What is being asked
From the entries below, extract every line that includes the word "right".

┄┄┄┄┄┄

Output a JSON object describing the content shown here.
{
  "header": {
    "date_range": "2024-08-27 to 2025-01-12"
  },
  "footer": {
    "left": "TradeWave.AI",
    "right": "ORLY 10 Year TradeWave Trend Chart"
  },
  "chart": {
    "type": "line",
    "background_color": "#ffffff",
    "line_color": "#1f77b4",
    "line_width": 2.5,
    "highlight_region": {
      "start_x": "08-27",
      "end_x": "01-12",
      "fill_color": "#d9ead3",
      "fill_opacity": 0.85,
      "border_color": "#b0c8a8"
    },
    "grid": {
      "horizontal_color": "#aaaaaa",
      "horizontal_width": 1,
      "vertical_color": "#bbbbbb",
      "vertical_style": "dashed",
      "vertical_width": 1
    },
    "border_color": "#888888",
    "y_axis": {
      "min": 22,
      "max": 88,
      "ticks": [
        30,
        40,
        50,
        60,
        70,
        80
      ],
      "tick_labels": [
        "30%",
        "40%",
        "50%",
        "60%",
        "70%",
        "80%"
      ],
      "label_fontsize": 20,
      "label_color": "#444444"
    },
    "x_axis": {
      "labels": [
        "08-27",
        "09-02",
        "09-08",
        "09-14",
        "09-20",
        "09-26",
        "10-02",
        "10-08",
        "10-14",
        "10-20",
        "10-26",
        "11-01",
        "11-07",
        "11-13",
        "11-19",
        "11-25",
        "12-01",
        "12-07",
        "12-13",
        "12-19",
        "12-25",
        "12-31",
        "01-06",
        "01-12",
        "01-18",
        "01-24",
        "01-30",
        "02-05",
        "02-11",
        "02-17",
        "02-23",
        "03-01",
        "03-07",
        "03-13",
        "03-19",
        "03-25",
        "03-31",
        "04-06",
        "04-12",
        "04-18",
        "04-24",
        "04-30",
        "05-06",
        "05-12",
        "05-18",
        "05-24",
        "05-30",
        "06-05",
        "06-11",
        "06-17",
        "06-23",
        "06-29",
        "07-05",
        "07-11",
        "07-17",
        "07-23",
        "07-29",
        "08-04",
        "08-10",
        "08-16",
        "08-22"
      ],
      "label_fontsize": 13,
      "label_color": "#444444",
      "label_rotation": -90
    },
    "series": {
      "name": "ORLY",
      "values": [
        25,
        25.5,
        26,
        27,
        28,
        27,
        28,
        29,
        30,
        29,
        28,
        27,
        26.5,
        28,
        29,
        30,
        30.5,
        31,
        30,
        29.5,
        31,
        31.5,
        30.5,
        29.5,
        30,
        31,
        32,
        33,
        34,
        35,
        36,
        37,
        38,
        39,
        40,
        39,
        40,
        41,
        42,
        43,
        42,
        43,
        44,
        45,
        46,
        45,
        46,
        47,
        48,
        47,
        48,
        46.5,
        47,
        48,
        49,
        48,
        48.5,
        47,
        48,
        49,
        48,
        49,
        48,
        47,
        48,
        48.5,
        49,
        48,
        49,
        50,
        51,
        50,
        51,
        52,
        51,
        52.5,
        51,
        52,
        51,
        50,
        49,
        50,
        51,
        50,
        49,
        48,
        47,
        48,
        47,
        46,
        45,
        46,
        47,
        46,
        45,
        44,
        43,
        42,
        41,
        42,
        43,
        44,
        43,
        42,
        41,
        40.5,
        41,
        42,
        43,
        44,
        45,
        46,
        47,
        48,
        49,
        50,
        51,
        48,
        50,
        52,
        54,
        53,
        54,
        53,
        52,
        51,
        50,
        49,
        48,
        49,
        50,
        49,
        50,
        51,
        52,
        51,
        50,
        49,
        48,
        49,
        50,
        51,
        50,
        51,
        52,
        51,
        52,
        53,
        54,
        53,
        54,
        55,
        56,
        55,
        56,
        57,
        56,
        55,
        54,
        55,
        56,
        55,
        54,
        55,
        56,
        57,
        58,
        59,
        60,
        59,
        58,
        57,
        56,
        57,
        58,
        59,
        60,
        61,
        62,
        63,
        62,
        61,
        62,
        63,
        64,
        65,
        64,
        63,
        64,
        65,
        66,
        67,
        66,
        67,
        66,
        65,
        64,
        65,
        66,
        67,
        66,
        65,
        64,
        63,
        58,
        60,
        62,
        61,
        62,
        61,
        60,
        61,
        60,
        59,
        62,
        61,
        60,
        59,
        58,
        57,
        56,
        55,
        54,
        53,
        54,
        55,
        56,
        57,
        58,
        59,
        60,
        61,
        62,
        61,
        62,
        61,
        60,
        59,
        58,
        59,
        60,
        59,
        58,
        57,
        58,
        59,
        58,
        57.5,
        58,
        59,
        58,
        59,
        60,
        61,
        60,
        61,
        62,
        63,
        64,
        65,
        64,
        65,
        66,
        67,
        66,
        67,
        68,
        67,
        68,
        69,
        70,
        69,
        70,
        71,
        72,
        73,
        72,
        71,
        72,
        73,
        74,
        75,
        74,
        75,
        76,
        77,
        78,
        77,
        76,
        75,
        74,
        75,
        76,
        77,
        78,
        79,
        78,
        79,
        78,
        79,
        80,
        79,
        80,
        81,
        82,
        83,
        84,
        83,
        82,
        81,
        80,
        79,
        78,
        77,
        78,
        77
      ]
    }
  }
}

┄┄┄┄┄┄

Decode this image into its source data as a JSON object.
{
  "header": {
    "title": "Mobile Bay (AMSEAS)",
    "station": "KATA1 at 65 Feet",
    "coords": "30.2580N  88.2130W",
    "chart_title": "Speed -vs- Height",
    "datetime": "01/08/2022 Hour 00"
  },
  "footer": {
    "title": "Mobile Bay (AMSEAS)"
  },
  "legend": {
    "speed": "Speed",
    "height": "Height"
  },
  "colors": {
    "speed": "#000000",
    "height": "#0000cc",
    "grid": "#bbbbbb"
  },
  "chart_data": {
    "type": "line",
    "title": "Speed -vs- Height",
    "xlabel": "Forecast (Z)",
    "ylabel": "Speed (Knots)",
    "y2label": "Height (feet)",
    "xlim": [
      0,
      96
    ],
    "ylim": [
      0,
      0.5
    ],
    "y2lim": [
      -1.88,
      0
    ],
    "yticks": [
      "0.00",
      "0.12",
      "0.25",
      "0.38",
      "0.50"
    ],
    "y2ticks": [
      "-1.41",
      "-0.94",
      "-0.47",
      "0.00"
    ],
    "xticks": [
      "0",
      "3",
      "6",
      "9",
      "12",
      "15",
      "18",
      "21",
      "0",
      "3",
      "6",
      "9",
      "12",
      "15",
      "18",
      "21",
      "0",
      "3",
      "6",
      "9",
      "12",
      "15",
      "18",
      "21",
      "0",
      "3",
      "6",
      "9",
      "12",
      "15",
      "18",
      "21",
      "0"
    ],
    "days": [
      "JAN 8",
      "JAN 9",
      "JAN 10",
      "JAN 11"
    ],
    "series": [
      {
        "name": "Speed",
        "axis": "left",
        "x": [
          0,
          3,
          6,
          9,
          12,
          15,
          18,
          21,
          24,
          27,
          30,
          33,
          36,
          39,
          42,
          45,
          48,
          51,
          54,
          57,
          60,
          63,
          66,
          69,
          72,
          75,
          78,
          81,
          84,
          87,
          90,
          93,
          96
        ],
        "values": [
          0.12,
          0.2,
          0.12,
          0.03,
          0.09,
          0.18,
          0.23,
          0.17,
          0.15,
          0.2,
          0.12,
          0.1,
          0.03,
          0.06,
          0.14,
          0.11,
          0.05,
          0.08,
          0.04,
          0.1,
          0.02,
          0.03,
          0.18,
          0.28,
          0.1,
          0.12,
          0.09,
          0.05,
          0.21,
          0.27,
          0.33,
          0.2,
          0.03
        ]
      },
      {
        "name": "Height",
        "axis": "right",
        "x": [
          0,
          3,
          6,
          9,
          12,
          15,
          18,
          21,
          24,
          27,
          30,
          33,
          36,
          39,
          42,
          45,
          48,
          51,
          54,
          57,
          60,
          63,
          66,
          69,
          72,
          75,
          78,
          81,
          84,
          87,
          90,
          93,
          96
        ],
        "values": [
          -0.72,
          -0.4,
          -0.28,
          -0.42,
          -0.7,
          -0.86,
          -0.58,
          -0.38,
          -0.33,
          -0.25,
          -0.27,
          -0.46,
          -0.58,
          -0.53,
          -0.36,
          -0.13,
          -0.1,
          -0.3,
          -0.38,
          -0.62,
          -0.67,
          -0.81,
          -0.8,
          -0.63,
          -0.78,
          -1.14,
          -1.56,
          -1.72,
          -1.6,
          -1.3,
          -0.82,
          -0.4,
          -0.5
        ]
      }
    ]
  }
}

┄┄┄┄┄┄

Result of the exercise
    "right": "ORLY 10 Year TradeWave Trend Chart"
        "axis": "right",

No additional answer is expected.